» DATA FOR THIS EXERCISE

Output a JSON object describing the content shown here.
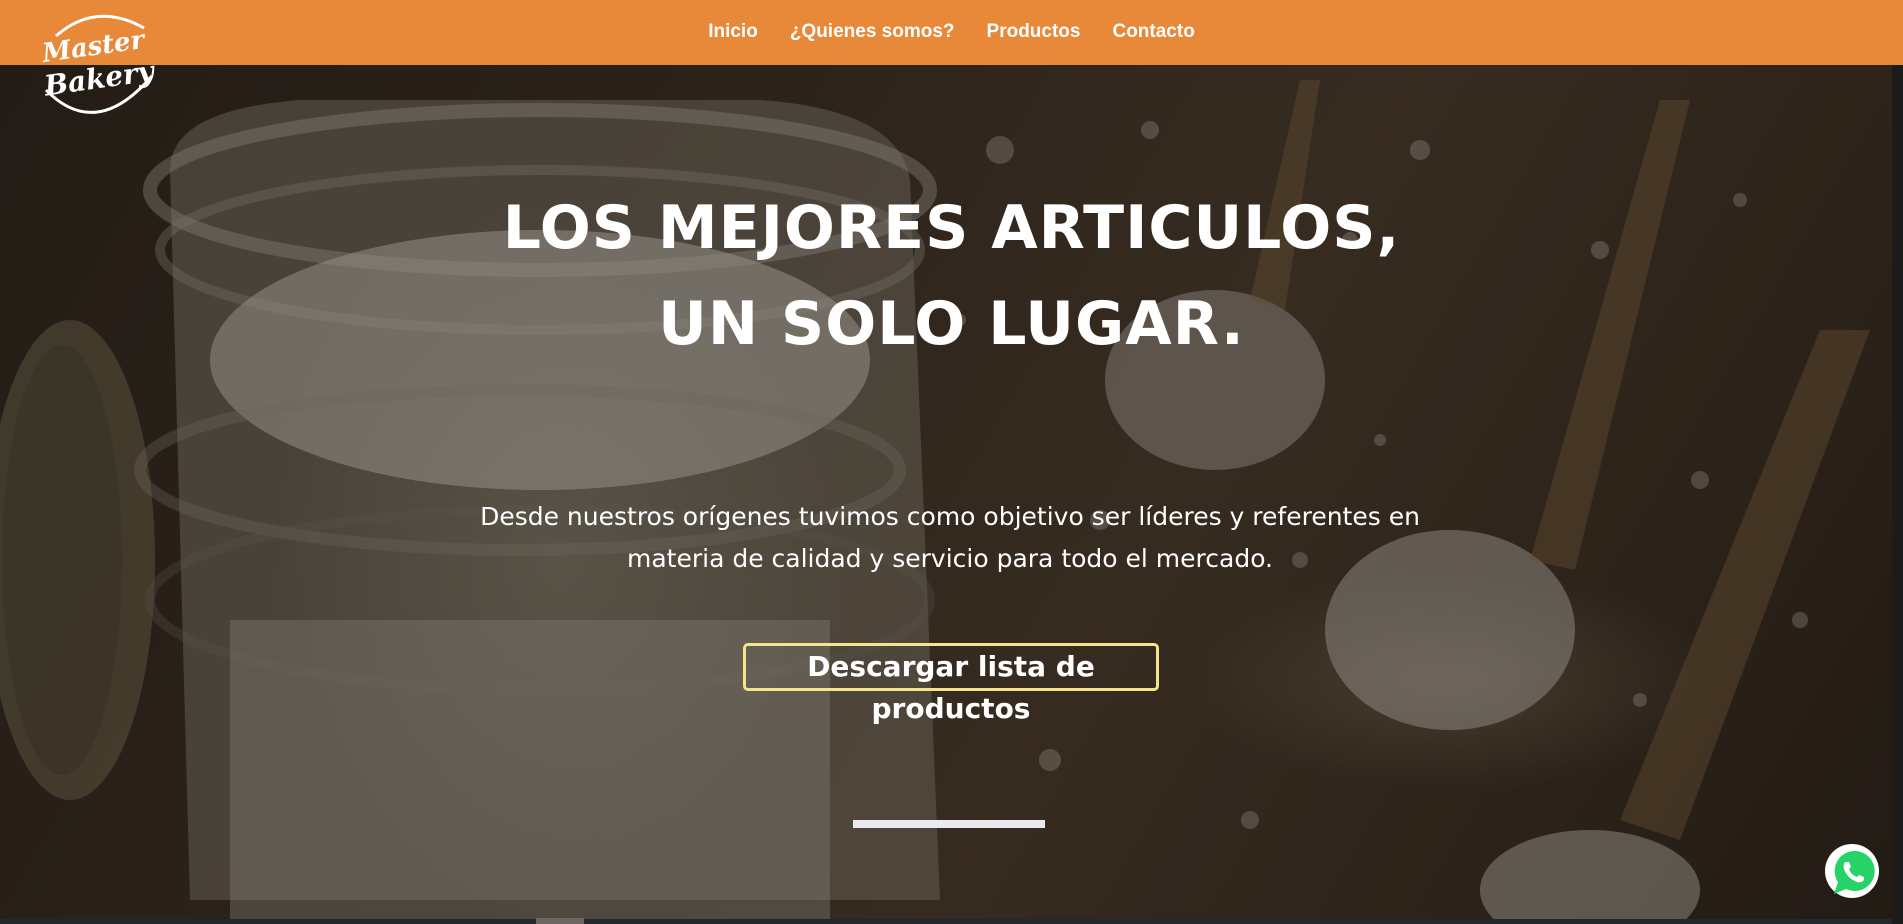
{
  "brand": {
    "logo_line1": "Master",
    "logo_line2": "Bakery"
  },
  "nav": {
    "items": [
      {
        "label": "Inicio"
      },
      {
        "label": "¿Quienes somos?"
      },
      {
        "label": "Productos"
      },
      {
        "label": "Contacto"
      }
    ]
  },
  "hero": {
    "title_line1": "LOS MEJORES ARTICULOS,",
    "title_line2": "UN SOLO LUGAR.",
    "description": "Desde nuestros orígenes tuvimos como objetivo ser líderes y referentes en materia de calidad y servicio para todo el mercado.",
    "cta_label": "Descargar lista de productos"
  },
  "colors": {
    "header": "#e8893a",
    "cta_border": "#f4e48a",
    "whatsapp": "#25d366"
  },
  "icons": {
    "chat_button": "whatsapp-icon"
  }
}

» AIM OF THE EXERCISE
Set down every line above exactly, pictures excluded.

» EXERCISE ANSWER
Output a JSON object describing the content shown here.
{
  "brand": {
    "logo_line1": "Master",
    "logo_line2": "Bakery"
  },
  "nav": {
    "items": [
      {
        "label": "Inicio"
      },
      {
        "label": "¿Quienes somos?"
      },
      {
        "label": "Productos"
      },
      {
        "label": "Contacto"
      }
    ]
  },
  "hero": {
    "title_line1": "LOS MEJORES ARTICULOS,",
    "title_line2": "UN SOLO LUGAR.",
    "description": "Desde nuestros orígenes tuvimos como objetivo ser líderes y referentes en materia de calidad y servicio para todo el mercado.",
    "cta_label": "Descargar lista de productos"
  },
  "colors": {
    "header": "#e8893a",
    "cta_border": "#f4e48a",
    "whatsapp": "#25d366"
  },
  "icons": {
    "chat_button": "whatsapp-icon"
  }
}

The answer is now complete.